Records from a collection of figures
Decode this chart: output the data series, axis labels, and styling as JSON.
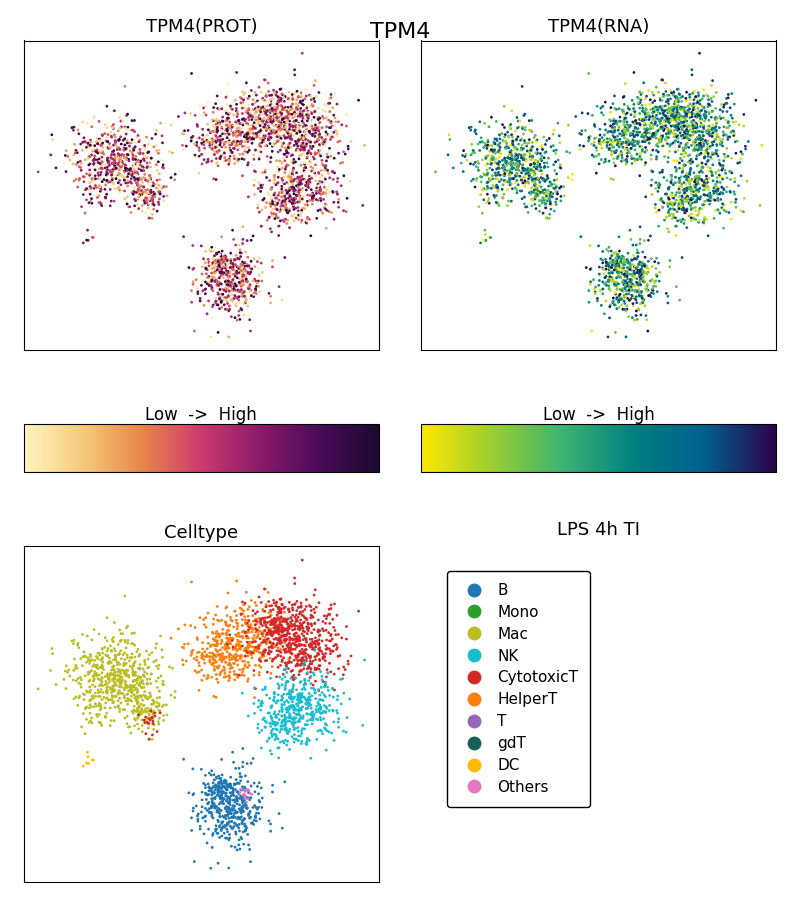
{
  "title": "TPM4",
  "subplot_titles": [
    "TPM4(PROT)",
    "TPM4(RNA)",
    "Celltype",
    "LPS 4h TI"
  ],
  "colorbar1_label": "Low  ->  High",
  "colorbar2_label": "Low  ->  High",
  "prot_colors": [
    "#fdf4c0",
    "#f5c97a",
    "#e8854a",
    "#cc3a6e",
    "#8b1a6b",
    "#4b0a5a",
    "#1a0a2e"
  ],
  "rna_colors": [
    "#fee800",
    "#9acd32",
    "#3cb371",
    "#008080",
    "#006090",
    "#2d004b"
  ],
  "cell_types": [
    "B",
    "Mono",
    "Mac",
    "NK",
    "CytotoxicT",
    "HelperT",
    "T",
    "gdT",
    "DC",
    "Others"
  ],
  "cell_colors": [
    "#1f77b4",
    "#2ca02c",
    "#bcbd22",
    "#17becf",
    "#d62728",
    "#ff7f0e",
    "#9467bd",
    "#17605a",
    "#ffbb00",
    "#e377c2"
  ],
  "background_color": "#ffffff",
  "seed": 42
}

→ **Problem details**
Restate every record exactly, please; do not copy the pictures.

→ **Answer for the task**
Decode this chart: output the data series, axis labels, and styling as JSON.
{
  "title": "TPM4",
  "subplot_titles": [
    "TPM4(PROT)",
    "TPM4(RNA)",
    "Celltype",
    "LPS 4h TI"
  ],
  "colorbar1_label": "Low  ->  High",
  "colorbar2_label": "Low  ->  High",
  "prot_colors": [
    "#fdf4c0",
    "#f5c97a",
    "#e8854a",
    "#cc3a6e",
    "#8b1a6b",
    "#4b0a5a",
    "#1a0a2e"
  ],
  "rna_colors": [
    "#fee800",
    "#9acd32",
    "#3cb371",
    "#008080",
    "#006090",
    "#2d004b"
  ],
  "cell_types": [
    "B",
    "Mono",
    "Mac",
    "NK",
    "CytotoxicT",
    "HelperT",
    "T",
    "gdT",
    "DC",
    "Others"
  ],
  "cell_colors": [
    "#1f77b4",
    "#2ca02c",
    "#bcbd22",
    "#17becf",
    "#d62728",
    "#ff7f0e",
    "#9467bd",
    "#17605a",
    "#ffbb00",
    "#e377c2"
  ],
  "background_color": "#ffffff",
  "seed": 42
}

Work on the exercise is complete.